* **Material to process**
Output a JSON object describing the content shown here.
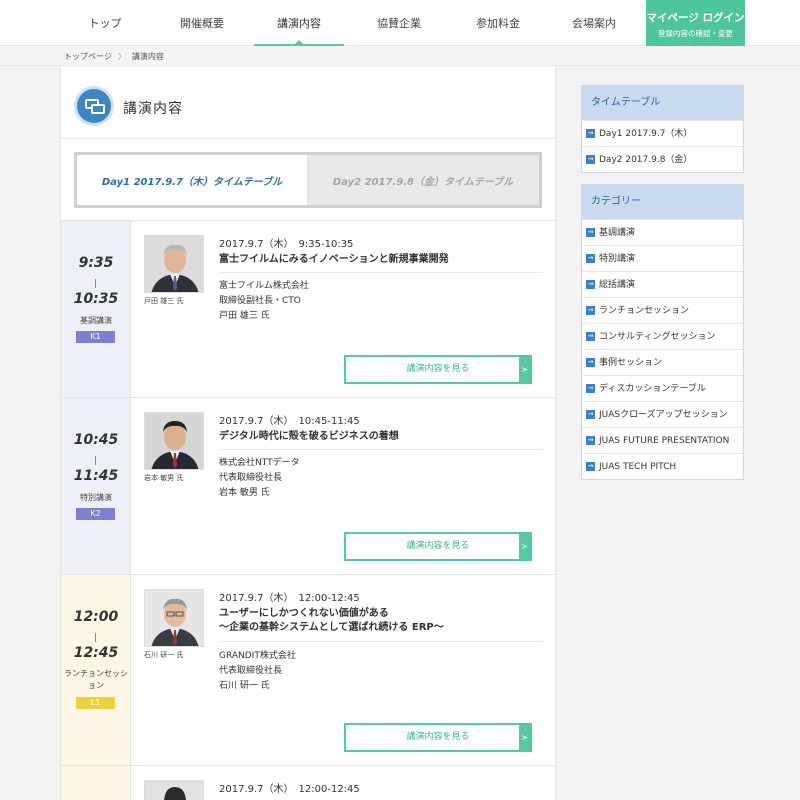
{
  "nav": {
    "items": [
      {
        "label": "トップ"
      },
      {
        "label": "開催概要"
      },
      {
        "label": "講演内容"
      },
      {
        "label": "協賛企業"
      },
      {
        "label": "参加料金"
      },
      {
        "label": "会場案内"
      }
    ],
    "mypage_title": "マイページ ログイン",
    "mypage_sub": "登録内容の確認・変更"
  },
  "breadcrumb": {
    "home": "トップページ",
    "separator": "〉",
    "current": "講演内容"
  },
  "page": {
    "title": "講演内容",
    "icon": "chat-bubbles-icon",
    "day_tabs": [
      "Day1 2017.9.7（木）タイムテーブル",
      "Day2 2017.9.8（金）タイムテーブル"
    ]
  },
  "sessions": [
    {
      "start": "9:35",
      "end": "10:35",
      "category": "基調講演",
      "badge": "K1",
      "photo_caption": "戸田 雄三 氏",
      "date": "2017.9.7（木）　9:35-10:35",
      "title": "富士フイルムにみるイノベーションと新規事業開発",
      "info": [
        "富士フイルム株式会社",
        "取締役副社長・CTO",
        "戸田 雄三 氏"
      ],
      "button": "講演内容を見る"
    },
    {
      "start": "10:45",
      "end": "11:45",
      "category": "特別講演",
      "badge": "K2",
      "photo_caption": "岩本 敏男 氏",
      "date": "2017.9.7（木）　10:45-11:45",
      "title": "デジタル時代に殻を破るビジネスの着想",
      "info": [
        "株式会社NTTデータ",
        "代表取締役社長",
        "岩本 敏男 氏"
      ],
      "button": "講演内容を見る"
    },
    {
      "start": "12:00",
      "end": "12:45",
      "category": "ランチョンセッション",
      "badge": "L1",
      "photo_caption": "石川 研一 氏",
      "date": "2017.9.7（木）　12:00-12:45",
      "title": "ユーザーにしかつくれない価値がある",
      "title2": "〜企業の基幹システムとして選ばれ続ける ERP〜",
      "info": [
        "GRANDIT株式会社",
        "代表取締役社長",
        "石川 研一 氏"
      ],
      "button": "講演内容を見る"
    },
    {
      "date": "2017.9.7（木）　12:00-12:45"
    }
  ],
  "sidebar": {
    "timetable_head": "タイムテーブル",
    "timetable": [
      "Day1 2017.9.7（木）",
      "Day2 2017.9.8（金）"
    ],
    "category_head": "カテゴリー",
    "categories": [
      "基調講演",
      "特別講演",
      "総括講演",
      "ランチョンセッション",
      "コンサルティングセッション",
      "事例セッション",
      "ディスカッションテーブル",
      "JUASクローズアップセッション",
      "JUAS FUTURE PRESENTATION",
      "JUAS TECH PITCH"
    ],
    "arrow": "→"
  },
  "colors": {
    "accent": "#57c9a4",
    "link_blue": "#2a6cb5",
    "badge_k": "#7d7fd0",
    "badge_l": "#ecd23c"
  }
}
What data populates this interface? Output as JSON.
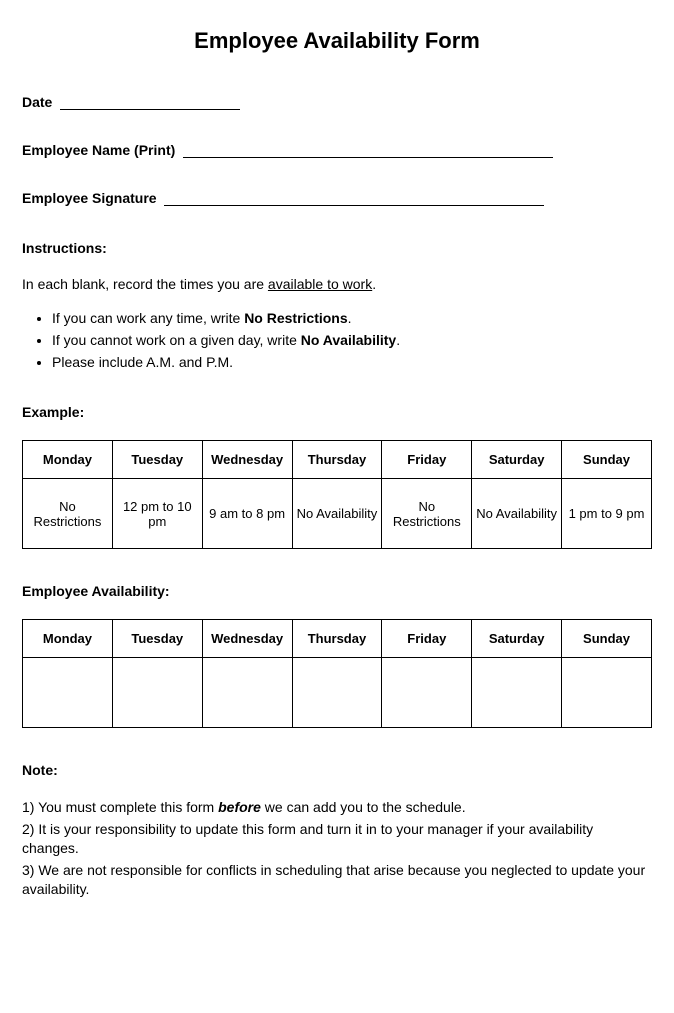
{
  "title": "Employee Availability Form",
  "fields": {
    "date_label": "Date",
    "name_label": "Employee Name (Print)",
    "signature_label": "Employee Signature"
  },
  "instructions": {
    "heading": "Instructions:",
    "intro_prefix": "In each blank, record the times you are ",
    "intro_underlined": "available to work",
    "intro_suffix": ".",
    "bullets": [
      {
        "prefix": "If you can work any time, write ",
        "bold": "No Restrictions",
        "suffix": "."
      },
      {
        "prefix": "If you cannot work on a given day, write ",
        "bold": "No Availability",
        "suffix": "."
      },
      {
        "prefix": "Please include A.M. and P.M.",
        "bold": "",
        "suffix": ""
      }
    ]
  },
  "example": {
    "heading": "Example:",
    "days": [
      "Monday",
      "Tuesday",
      "Wednesday",
      "Thursday",
      "Friday",
      "Saturday",
      "Sunday"
    ],
    "values": [
      "No Restrictions",
      "12 pm to 10 pm",
      "9 am to 8 pm",
      "No Availability",
      "No Restrictions",
      "No Availability",
      "1 pm to 9 pm"
    ]
  },
  "availability": {
    "heading": "Employee Availability:",
    "days": [
      "Monday",
      "Tuesday",
      "Wednesday",
      "Thursday",
      "Friday",
      "Saturday",
      "Sunday"
    ],
    "values": [
      "",
      "",
      "",
      "",
      "",
      "",
      ""
    ]
  },
  "note": {
    "heading": "Note:",
    "items": [
      {
        "num": "1) ",
        "prefix": "You must complete this form ",
        "emph": "before",
        "suffix": " we can add you to the schedule."
      },
      {
        "num": "2) ",
        "prefix": "It is your responsibility to update this form and turn it in to your manager if your availability changes.",
        "emph": "",
        "suffix": ""
      },
      {
        "num": "3) ",
        "prefix": "We are not responsible for conflicts in scheduling that arise because you neglected to update your availability.",
        "emph": "",
        "suffix": ""
      }
    ]
  }
}
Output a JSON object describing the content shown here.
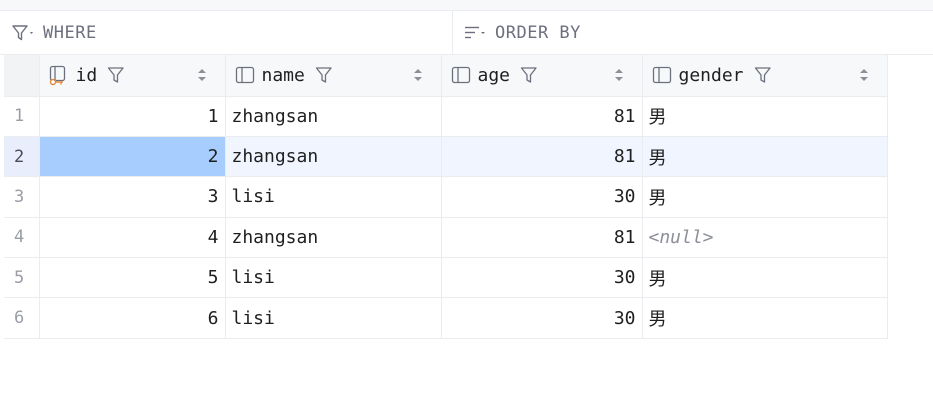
{
  "filter": {
    "where_label": "WHERE",
    "order_label": "ORDER BY"
  },
  "columns": [
    {
      "name": "id",
      "icon": "primary-key-column-icon"
    },
    {
      "name": "name",
      "icon": "column-icon"
    },
    {
      "name": "age",
      "icon": "column-icon"
    },
    {
      "name": "gender",
      "icon": "column-icon"
    }
  ],
  "rows": [
    {
      "num": "1",
      "id": "1",
      "name": "zhangsan",
      "age": "81",
      "gender": "男"
    },
    {
      "num": "2",
      "id": "2",
      "name": "zhangsan",
      "age": "81",
      "gender": "男"
    },
    {
      "num": "3",
      "id": "3",
      "name": "lisi",
      "age": "30",
      "gender": "男"
    },
    {
      "num": "4",
      "id": "4",
      "name": "zhangsan",
      "age": "81",
      "gender": "<null>"
    },
    {
      "num": "5",
      "id": "5",
      "name": "lisi",
      "age": "30",
      "gender": "男"
    },
    {
      "num": "6",
      "id": "6",
      "name": "lisi",
      "age": "30",
      "gender": "男"
    }
  ],
  "selection": {
    "row": 2,
    "column": "id"
  },
  "colors": {
    "selected_cell": "#a6cdfe",
    "selected_row": "#f0f5ff",
    "null_text": "#8c8f98",
    "key_icon": "#e08a3c"
  }
}
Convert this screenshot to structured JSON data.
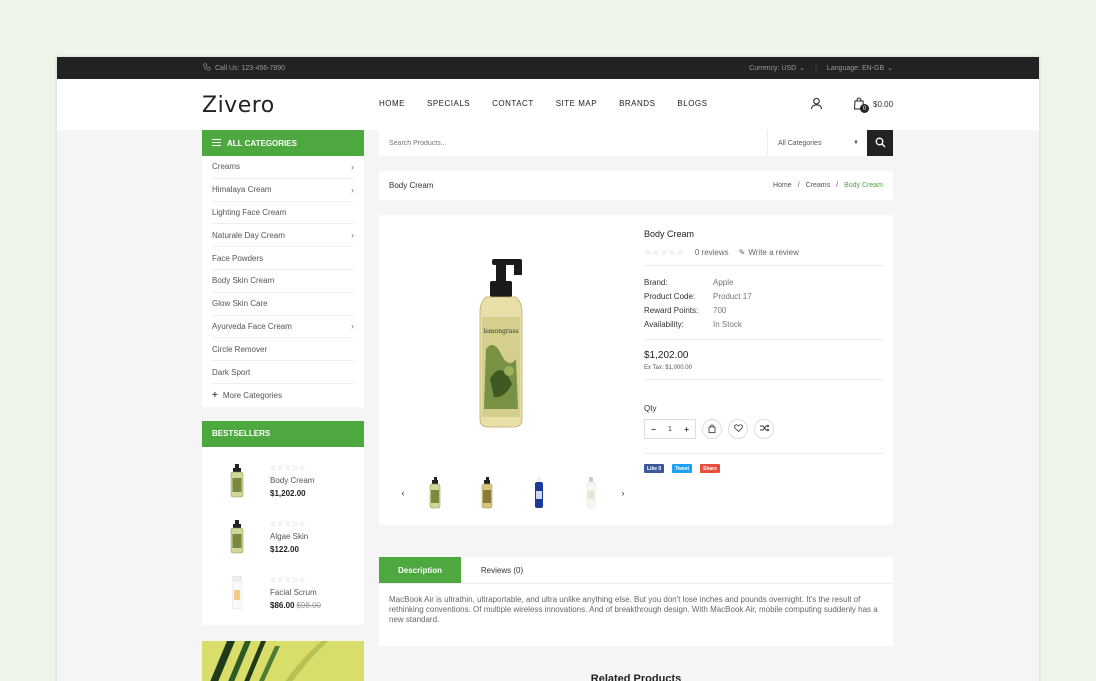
{
  "topbar": {
    "phone": "Call Us: 123-456-7890",
    "currency": "Currency: USD",
    "language": "Language: EN-GB"
  },
  "header": {
    "logo": "Zivero",
    "nav": [
      "HOME",
      "SPECIALS",
      "CONTACT",
      "SITE MAP",
      "BRANDS",
      "BLOGS"
    ],
    "cart_count": "0",
    "cart_total": "$0.00"
  },
  "sidebar": {
    "categories_title": "ALL CATEGORIES",
    "categories": [
      {
        "label": "Creams",
        "has_sub": true
      },
      {
        "label": "Himalaya Cream",
        "has_sub": true
      },
      {
        "label": "Lighting Face Cream",
        "has_sub": false
      },
      {
        "label": "Naturale Day Cream",
        "has_sub": true
      },
      {
        "label": "Face Powders",
        "has_sub": false
      },
      {
        "label": "Body Skin Cream",
        "has_sub": false
      },
      {
        "label": "Glow Skin Care",
        "has_sub": false
      },
      {
        "label": "Ayurveda Face Cream",
        "has_sub": true
      },
      {
        "label": "Circle Remover",
        "has_sub": false
      },
      {
        "label": "Dark Sport",
        "has_sub": false
      }
    ],
    "more_categories": "More Categories",
    "bestsellers_title": "BESTSELLERS",
    "bestsellers": [
      {
        "name": "Body Cream",
        "price": "$1,202.00",
        "old_price": ""
      },
      {
        "name": "Algae Skin",
        "price": "$122.00",
        "old_price": ""
      },
      {
        "name": "Facial Scrum",
        "price": "$86.00",
        "old_price": "$98.00"
      }
    ]
  },
  "search": {
    "placeholder": "Search Products...",
    "category": "All Categories"
  },
  "breadcrumb": {
    "page_title": "Body Cream",
    "items": [
      "Home",
      "Creams",
      "Body Cream"
    ]
  },
  "product": {
    "title": "Body Cream",
    "reviews": "0 reviews",
    "write_review": "Write a review",
    "specs": [
      {
        "key": "Brand:",
        "value": "Apple"
      },
      {
        "key": "Product Code:",
        "value": "Product 17"
      },
      {
        "key": "Reward Points:",
        "value": "700"
      },
      {
        "key": "Availability:",
        "value": "In Stock"
      }
    ],
    "price": "$1,202.00",
    "ex_tax": "Ex Tax: $1,000.00",
    "qty_label": "Qty",
    "qty": "1",
    "social": [
      "Like 0",
      "Tweet",
      "Share"
    ],
    "rating_stars": 0
  },
  "tabs": {
    "description": "Description",
    "reviews": "Reviews (0)",
    "description_text": "MacBook Air is ultrathin, ultraportable, and ultra unlike anything else. But you don't lose inches and pounds overnight. It's the result of rethinking conventions. Of multiple wireless innovations. And of breakthrough design. With MacBook Air, mobile computing suddenly has a new standard."
  },
  "related_title": "Related Products",
  "colors": {
    "accent": "#4ea840",
    "topbar": "#222222",
    "facebook": "#3b5998",
    "twitter": "#1da1f2",
    "share": "#e84c3d"
  }
}
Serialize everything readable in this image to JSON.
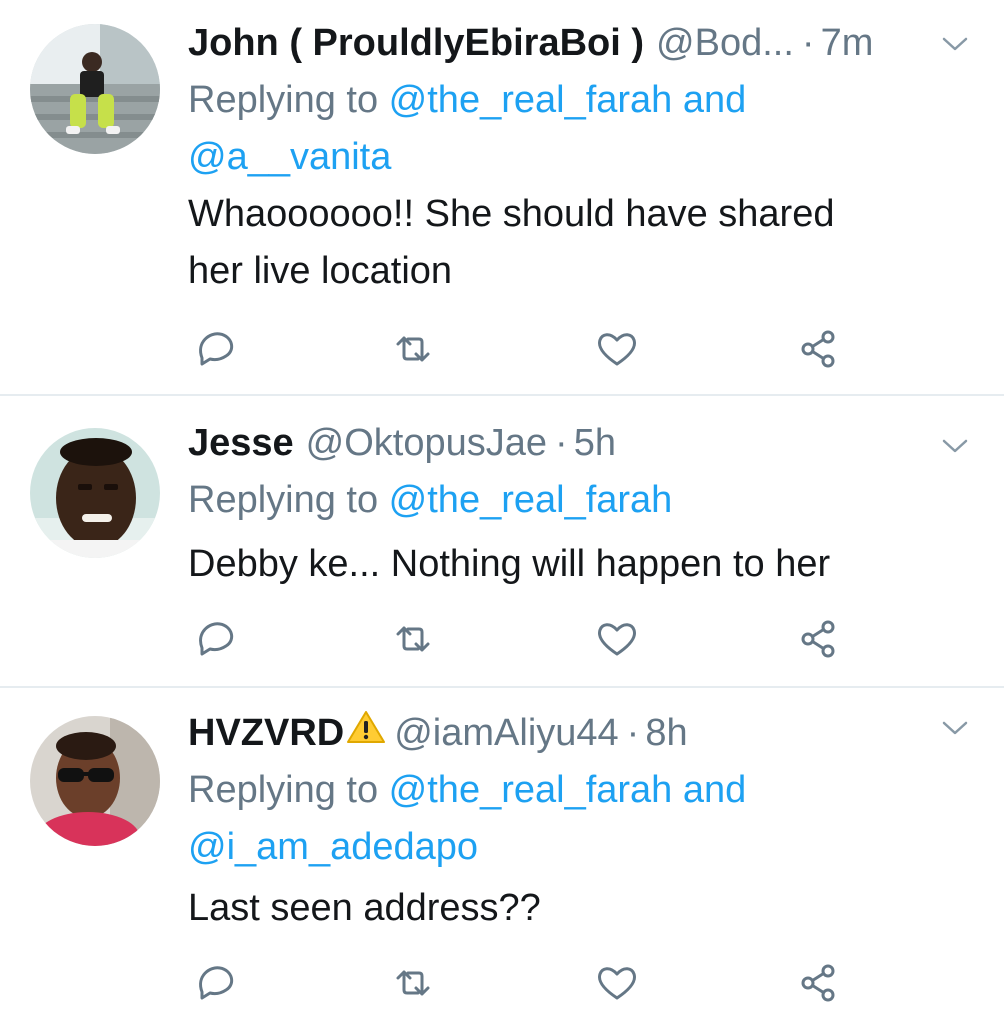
{
  "tweets": [
    {
      "name": "John ( ProuldlyEbiraBoi )",
      "handle": "@Bod...",
      "dot": "·",
      "time": "7m",
      "replying_prefix": "Replying to ",
      "reply_user1": "@the_real_farah",
      "reply_joiner": " and",
      "reply_user2": "@a__vanita",
      "text_line1": "Whaoooooo!!  She should have shared",
      "text_line2": "her live location"
    },
    {
      "name": "Jesse",
      "handle": "@OktopusJae",
      "dot": "·",
      "time": "5h",
      "replying_prefix": "Replying to ",
      "reply_user1": "@the_real_farah",
      "text_line1": "Debby ke... Nothing will happen to her"
    },
    {
      "name": "HVZVRD",
      "name_emoji": "warning-sign-emoji",
      "handle": "@iamAliyu44",
      "dot": "·",
      "time": "8h",
      "replying_prefix": "Replying to ",
      "reply_user1": "@the_real_farah",
      "reply_joiner": " and",
      "reply_user2": "@i_am_adedapo",
      "text_line1": "Last seen address??"
    }
  ],
  "icons": {
    "reply": "reply-icon",
    "retweet": "retweet-icon",
    "like": "like-icon",
    "share": "share-icon",
    "more": "chevron-down-icon"
  },
  "colors": {
    "text": "#14171a",
    "secondary": "#657786",
    "link": "#1da1f2",
    "divider": "#e6ecf0"
  }
}
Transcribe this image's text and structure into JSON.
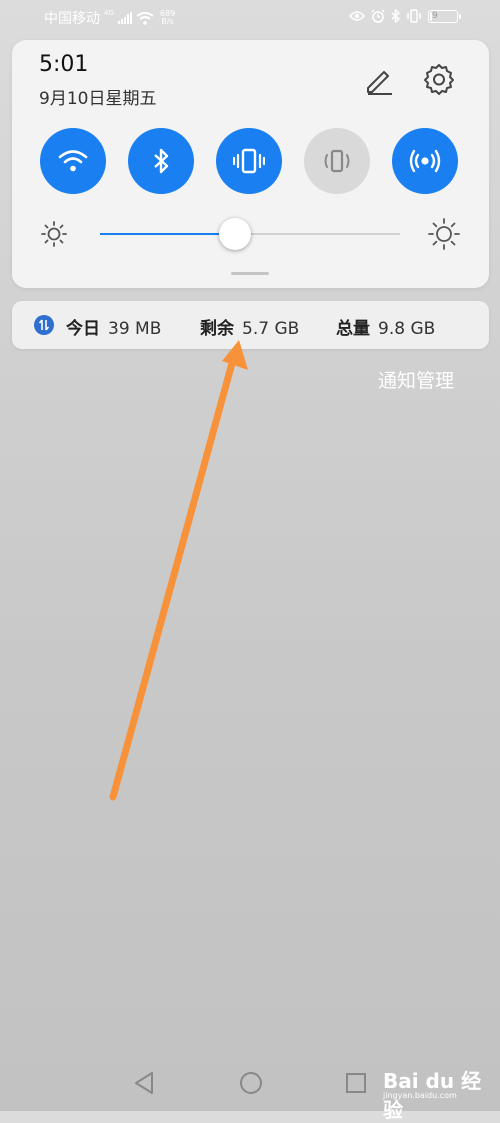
{
  "status_bar": {
    "carrier": "中国移动",
    "network": "4G",
    "net_rate_value": "689",
    "net_rate_unit": "B/s",
    "battery_level": "9"
  },
  "panel": {
    "time": "5:01",
    "date": "9月10日星期五",
    "icons": {
      "edit": "pencil-icon",
      "settings": "gear-icon"
    },
    "toggles": [
      {
        "name": "wifi-icon",
        "state": "on"
      },
      {
        "name": "bluetooth-icon",
        "state": "on"
      },
      {
        "name": "vibrate-icon",
        "state": "on"
      },
      {
        "name": "rotate-icon",
        "state": "off"
      },
      {
        "name": "hotspot-icon",
        "state": "on"
      }
    ],
    "brightness_level": 0.45
  },
  "data_usage": {
    "today_label": "今日",
    "today_value": "39 MB",
    "remaining_label": "剩余",
    "remaining_value": "5.7 GB",
    "total_label": "总量",
    "total_value": "9.8 GB"
  },
  "notification_management": "通知管理",
  "watermark": {
    "brand": "Bai du 经验",
    "url": "jingyan.baidu.com"
  },
  "colors": {
    "accent": "#1a7ff0",
    "annotation_arrow": "#f7923b"
  }
}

* **Your goal**
Each line above that includes "JSON" should be shown.

* **Reply**
Output a JSON object describing the content shown here.
What data populates this interface? Output as JSON.
Output a JSON object describing the content shown here.
Convert this screenshot to structured JSON data.
Serialize everything readable in this image to JSON.
Transcribe this image's text and structure into JSON.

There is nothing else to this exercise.